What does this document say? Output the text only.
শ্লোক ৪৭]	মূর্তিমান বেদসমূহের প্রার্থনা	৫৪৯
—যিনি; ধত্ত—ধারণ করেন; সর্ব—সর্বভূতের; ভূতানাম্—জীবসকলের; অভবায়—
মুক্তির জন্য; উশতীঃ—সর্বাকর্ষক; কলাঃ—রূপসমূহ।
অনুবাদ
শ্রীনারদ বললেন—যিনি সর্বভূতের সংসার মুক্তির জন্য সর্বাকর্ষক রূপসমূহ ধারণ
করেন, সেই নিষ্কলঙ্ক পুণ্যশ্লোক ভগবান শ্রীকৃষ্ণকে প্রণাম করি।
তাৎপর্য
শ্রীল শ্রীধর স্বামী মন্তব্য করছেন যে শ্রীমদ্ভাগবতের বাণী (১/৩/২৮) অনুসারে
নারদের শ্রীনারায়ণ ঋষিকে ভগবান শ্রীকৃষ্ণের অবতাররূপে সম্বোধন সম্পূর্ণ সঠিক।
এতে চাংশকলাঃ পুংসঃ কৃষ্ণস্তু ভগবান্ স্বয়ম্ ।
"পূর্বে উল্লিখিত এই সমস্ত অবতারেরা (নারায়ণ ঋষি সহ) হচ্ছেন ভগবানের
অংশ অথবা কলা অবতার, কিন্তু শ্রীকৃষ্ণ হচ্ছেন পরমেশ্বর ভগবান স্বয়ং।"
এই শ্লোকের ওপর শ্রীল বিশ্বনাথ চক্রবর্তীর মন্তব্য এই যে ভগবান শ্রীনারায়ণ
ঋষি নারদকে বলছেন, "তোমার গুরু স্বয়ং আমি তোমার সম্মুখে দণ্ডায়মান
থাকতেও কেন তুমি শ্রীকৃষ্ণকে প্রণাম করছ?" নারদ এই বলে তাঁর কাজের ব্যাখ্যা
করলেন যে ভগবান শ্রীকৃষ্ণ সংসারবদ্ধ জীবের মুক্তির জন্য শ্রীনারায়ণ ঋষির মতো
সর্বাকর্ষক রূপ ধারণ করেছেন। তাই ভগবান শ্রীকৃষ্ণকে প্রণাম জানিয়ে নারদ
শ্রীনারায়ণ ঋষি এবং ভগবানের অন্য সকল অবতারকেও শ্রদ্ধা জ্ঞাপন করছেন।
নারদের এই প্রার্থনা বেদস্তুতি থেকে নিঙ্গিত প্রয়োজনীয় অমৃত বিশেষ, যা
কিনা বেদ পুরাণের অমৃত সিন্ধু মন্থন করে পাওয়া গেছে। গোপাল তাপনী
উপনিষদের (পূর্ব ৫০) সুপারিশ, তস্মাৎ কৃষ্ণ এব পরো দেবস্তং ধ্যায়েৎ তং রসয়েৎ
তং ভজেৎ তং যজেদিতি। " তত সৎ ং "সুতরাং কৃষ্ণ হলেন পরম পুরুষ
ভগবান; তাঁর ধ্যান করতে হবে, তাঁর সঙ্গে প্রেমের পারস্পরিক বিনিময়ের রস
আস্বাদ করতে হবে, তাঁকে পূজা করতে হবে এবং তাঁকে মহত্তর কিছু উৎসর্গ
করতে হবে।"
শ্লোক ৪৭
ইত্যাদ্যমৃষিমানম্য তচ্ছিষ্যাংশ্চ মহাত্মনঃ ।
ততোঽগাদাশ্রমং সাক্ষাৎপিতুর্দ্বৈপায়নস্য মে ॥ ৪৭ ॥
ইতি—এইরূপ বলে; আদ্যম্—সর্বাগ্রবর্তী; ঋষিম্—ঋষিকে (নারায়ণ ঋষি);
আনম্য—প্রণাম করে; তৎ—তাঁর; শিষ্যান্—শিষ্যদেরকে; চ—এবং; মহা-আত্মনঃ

--------

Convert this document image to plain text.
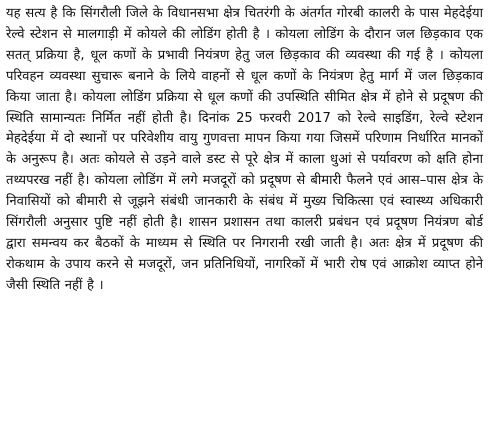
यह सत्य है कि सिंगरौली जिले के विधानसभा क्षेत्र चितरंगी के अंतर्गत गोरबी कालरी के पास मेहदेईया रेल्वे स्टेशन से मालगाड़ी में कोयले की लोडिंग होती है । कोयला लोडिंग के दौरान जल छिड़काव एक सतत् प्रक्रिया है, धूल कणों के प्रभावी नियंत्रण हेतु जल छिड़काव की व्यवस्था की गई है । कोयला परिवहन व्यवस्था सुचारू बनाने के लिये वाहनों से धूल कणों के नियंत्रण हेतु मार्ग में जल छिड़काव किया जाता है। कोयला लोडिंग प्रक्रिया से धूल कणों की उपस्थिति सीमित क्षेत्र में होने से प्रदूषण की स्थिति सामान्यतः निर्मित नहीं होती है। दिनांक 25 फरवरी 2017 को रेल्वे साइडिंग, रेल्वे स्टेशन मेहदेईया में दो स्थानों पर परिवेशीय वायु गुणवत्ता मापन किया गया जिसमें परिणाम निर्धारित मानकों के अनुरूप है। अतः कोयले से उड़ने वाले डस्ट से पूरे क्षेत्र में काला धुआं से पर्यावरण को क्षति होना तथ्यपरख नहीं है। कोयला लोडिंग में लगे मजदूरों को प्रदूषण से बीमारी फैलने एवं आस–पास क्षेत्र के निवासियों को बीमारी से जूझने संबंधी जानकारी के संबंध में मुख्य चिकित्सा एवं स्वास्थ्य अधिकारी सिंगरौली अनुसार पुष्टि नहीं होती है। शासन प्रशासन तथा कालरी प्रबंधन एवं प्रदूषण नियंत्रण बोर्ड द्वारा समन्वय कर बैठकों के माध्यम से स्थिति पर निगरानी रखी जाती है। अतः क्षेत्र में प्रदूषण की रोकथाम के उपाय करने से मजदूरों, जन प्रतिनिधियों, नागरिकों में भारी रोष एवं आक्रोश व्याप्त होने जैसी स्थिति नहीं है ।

--------

Given instruction: Among the records above, how many lines carry the string "text"? Reply with the number alone.

Solved problem: 2